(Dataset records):
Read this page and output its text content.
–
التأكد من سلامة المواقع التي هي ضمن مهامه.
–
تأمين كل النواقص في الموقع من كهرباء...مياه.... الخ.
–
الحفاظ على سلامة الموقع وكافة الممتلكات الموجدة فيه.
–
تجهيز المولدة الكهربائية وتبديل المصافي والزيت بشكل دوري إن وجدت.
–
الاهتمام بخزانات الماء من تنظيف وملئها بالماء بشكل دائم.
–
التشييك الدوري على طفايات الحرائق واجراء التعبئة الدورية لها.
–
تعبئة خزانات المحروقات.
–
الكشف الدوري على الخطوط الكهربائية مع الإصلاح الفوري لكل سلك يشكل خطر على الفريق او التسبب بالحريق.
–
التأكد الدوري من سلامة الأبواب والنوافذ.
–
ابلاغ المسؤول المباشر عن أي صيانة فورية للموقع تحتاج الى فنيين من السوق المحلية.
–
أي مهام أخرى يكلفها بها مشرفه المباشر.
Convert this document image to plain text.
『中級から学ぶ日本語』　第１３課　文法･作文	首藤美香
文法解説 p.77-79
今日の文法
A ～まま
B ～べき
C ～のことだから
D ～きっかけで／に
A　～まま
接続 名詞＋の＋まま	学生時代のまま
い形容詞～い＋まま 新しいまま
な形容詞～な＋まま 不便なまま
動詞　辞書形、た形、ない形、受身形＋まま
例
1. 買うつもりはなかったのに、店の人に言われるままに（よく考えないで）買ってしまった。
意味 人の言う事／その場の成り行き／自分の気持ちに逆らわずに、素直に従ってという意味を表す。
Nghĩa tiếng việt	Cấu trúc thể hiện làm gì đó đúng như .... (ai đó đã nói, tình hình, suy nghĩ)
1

(Aim):
Beginning at the line that contains "Convert this document image to plain text.", retype each line of the listing up to and including the last one, exactly as it stands, and nothing else.

(Solution to the problem):
Convert this document image to plain text.
『中級から学ぶ日本語』　第１３課　文法･作文	首藤美香
文法解説 p.77-79
今日の文法
A ～まま
B ～べき
C ～のことだから
D ～きっかけで／に
A　～まま
接続 名詞＋の＋まま	学生時代のまま
い形容詞～い＋まま 新しいまま
な形容詞～な＋まま 不便なまま
動詞　辞書形、た形、ない形、受身形＋まま
例
1. 買うつもりはなかったのに、店の人に言われるままに（よく考えないで）買ってしまった。
意味 人の言う事／その場の成り行き／自分の気持ちに逆らわずに、素直に従ってという意味を表す。
Nghĩa tiếng việt	Cấu trúc thể hiện làm gì đó đúng như .... (ai đó đã nói, tình hình, suy nghĩ)
1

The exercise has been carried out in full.